* start RECORDS TO USE *

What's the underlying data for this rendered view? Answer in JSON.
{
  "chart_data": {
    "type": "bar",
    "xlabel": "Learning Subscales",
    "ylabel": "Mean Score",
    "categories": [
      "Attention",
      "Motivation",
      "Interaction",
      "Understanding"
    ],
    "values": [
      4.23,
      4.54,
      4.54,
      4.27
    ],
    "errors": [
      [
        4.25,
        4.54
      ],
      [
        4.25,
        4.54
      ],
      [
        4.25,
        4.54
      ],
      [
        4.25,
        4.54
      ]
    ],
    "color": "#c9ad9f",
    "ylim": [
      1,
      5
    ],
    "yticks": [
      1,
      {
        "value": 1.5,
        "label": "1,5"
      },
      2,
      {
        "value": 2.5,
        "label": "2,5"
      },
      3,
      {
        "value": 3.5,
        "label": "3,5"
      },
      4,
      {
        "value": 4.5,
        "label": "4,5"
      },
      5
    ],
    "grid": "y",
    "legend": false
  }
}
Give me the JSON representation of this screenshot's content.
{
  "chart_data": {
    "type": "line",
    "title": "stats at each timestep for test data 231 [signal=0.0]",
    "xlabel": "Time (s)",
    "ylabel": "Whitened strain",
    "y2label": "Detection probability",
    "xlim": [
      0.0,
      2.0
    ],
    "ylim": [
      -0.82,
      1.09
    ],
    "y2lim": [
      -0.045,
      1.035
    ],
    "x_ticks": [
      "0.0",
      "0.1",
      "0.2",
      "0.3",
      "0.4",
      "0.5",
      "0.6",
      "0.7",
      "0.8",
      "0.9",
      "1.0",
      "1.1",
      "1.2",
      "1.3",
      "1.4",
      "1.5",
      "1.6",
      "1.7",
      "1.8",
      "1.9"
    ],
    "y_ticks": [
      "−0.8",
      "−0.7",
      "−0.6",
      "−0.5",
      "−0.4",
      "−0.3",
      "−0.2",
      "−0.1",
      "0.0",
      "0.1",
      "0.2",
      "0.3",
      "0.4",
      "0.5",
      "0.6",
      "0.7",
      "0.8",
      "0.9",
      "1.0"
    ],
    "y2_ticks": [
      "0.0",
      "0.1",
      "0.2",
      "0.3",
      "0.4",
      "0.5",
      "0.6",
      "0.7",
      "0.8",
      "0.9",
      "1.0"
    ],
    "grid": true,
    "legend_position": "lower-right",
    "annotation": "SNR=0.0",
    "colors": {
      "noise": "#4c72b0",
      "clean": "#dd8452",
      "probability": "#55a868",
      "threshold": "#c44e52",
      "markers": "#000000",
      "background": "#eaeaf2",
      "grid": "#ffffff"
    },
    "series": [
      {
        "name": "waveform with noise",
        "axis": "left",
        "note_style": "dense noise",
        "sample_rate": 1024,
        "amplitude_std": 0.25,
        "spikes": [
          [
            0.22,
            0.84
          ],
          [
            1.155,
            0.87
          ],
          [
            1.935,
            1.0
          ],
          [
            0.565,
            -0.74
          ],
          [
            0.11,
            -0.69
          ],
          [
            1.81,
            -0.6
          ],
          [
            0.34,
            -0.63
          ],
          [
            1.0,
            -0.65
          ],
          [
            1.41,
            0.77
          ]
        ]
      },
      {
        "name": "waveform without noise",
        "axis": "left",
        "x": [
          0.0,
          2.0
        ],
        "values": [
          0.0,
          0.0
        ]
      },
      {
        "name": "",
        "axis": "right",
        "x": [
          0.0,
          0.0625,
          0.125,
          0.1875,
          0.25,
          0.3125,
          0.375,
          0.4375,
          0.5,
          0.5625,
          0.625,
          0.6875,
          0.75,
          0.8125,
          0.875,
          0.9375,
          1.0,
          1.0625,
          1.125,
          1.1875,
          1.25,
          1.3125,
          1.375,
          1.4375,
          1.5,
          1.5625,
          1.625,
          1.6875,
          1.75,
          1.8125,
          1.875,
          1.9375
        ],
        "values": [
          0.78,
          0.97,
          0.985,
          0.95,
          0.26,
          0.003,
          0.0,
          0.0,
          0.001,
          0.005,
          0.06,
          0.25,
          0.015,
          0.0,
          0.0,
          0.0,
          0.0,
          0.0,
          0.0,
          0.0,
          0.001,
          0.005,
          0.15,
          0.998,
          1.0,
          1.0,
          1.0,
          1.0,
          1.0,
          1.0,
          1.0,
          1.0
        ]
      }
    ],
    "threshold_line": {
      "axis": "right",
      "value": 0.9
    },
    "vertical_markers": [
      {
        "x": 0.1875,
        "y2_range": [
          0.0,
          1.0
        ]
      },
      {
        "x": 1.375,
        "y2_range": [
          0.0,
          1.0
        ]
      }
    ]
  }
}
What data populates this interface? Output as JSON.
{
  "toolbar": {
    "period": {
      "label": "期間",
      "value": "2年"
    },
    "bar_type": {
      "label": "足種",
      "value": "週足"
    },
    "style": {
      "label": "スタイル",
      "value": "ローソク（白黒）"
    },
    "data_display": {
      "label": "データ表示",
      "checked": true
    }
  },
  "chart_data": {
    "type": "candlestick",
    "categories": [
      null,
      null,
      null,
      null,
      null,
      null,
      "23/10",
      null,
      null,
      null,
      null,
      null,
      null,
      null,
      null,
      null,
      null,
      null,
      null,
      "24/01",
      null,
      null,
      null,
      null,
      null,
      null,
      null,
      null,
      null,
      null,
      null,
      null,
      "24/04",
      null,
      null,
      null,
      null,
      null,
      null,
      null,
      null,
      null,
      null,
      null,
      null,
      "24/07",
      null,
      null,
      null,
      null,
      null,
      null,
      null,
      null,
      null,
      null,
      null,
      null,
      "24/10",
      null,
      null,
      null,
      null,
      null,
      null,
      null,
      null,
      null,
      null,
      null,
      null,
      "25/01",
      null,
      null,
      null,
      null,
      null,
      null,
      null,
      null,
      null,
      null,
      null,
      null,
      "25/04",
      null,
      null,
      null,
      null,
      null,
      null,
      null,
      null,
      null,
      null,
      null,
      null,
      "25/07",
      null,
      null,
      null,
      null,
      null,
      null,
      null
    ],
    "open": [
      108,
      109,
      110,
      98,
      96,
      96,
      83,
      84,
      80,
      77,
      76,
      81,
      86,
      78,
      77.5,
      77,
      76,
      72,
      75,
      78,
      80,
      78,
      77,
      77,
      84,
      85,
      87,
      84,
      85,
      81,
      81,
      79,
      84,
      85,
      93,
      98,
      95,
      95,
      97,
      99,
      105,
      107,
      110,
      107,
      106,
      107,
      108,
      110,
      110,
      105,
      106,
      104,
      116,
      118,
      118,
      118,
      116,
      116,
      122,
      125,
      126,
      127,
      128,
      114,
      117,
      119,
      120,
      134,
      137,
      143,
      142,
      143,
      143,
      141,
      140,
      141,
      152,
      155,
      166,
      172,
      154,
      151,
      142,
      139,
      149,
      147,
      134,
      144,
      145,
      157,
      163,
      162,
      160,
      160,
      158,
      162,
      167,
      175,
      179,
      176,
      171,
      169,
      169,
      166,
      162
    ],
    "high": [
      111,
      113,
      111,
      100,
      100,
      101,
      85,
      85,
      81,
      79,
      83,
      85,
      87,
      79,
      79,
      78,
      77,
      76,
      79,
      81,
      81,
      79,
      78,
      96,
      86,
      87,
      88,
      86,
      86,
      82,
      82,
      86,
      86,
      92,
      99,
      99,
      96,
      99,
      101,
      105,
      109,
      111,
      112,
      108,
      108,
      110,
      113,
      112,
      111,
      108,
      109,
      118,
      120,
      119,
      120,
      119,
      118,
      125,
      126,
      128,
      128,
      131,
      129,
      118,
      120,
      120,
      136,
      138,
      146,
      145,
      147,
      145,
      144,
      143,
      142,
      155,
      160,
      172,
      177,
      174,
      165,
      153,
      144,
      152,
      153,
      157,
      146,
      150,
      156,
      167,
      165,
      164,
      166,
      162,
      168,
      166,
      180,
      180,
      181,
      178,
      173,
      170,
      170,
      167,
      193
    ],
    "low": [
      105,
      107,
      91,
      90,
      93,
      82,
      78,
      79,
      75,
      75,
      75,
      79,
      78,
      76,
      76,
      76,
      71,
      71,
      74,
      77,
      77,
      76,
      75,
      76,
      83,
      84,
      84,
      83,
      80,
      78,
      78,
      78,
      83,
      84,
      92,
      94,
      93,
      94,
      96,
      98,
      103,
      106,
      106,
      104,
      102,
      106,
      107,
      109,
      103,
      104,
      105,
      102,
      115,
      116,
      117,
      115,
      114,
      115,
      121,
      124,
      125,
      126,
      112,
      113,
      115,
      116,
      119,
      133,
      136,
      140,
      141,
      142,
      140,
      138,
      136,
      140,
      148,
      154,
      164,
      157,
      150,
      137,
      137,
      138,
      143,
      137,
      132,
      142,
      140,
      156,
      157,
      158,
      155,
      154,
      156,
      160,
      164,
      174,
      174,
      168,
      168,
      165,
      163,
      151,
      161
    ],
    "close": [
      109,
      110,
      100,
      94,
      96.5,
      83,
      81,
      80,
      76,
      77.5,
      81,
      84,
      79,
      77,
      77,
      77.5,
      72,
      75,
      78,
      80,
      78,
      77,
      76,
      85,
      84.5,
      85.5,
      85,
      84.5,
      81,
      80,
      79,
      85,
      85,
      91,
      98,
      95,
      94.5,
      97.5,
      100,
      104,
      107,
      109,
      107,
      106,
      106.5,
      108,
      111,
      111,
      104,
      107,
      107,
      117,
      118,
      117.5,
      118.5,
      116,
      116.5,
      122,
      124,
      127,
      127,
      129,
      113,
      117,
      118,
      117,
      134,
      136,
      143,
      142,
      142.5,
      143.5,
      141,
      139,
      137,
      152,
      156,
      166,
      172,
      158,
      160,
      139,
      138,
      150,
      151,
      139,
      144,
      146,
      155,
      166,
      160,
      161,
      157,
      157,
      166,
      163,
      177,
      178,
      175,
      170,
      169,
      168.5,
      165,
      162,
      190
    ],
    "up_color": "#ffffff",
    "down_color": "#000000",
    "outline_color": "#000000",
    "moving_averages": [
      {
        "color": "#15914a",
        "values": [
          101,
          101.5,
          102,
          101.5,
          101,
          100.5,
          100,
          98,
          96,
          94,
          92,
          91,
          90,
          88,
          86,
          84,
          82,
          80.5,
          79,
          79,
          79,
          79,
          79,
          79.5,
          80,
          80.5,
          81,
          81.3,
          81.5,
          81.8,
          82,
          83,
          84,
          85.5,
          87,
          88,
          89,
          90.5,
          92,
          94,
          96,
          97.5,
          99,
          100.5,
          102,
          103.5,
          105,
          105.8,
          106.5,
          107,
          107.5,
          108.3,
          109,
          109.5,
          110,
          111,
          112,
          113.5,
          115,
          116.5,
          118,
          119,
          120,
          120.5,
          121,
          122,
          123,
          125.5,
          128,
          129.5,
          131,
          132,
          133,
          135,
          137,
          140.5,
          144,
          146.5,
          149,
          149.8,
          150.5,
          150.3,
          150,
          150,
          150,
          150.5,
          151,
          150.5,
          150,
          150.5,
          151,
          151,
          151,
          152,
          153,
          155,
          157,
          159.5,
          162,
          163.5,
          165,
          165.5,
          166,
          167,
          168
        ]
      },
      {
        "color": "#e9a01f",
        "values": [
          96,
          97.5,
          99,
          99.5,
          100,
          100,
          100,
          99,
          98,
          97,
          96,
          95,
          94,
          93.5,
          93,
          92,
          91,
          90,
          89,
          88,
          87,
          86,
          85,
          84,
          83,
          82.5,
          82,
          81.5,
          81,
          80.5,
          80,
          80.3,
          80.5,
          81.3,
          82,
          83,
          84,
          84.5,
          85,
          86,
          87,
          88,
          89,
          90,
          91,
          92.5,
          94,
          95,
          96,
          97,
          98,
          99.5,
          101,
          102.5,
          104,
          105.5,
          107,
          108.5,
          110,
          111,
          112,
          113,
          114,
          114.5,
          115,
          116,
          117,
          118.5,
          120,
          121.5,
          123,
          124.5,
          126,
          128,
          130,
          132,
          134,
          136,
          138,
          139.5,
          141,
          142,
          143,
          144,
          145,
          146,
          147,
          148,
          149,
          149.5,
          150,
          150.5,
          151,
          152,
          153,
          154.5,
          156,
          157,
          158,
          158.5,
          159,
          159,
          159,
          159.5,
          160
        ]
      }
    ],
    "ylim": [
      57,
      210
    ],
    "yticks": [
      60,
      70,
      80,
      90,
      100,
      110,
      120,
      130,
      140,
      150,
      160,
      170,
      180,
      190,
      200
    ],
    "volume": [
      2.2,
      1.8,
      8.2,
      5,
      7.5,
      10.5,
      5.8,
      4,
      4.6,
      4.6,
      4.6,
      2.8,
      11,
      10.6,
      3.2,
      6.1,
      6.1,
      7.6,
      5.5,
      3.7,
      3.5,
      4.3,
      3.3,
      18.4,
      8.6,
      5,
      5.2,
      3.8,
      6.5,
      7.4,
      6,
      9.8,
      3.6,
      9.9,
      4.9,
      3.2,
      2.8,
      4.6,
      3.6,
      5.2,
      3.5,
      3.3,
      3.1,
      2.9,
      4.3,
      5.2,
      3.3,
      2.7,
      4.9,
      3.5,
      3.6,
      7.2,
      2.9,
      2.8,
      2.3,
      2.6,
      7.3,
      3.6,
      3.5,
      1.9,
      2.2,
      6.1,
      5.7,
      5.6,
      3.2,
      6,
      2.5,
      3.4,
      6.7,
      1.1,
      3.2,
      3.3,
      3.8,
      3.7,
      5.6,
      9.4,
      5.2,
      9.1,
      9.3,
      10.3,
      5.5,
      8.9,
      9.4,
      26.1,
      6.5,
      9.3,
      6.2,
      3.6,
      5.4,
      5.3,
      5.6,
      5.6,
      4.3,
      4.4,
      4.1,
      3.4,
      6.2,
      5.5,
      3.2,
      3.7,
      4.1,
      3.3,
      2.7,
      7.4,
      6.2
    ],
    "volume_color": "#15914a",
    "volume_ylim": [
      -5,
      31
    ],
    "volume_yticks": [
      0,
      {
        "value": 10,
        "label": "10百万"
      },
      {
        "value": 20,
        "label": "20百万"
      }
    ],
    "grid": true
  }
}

* end RECORDS TO USE *

OBJECTIVE:
Which lines hold the word "JSON"? Copy all of them.

ANSWER TO THIS TASK:
What's the underlying data for this rendered view? Answer in JSON.
Give me the JSON representation of this screenshot's content.
What data populates this interface? Output as JSON.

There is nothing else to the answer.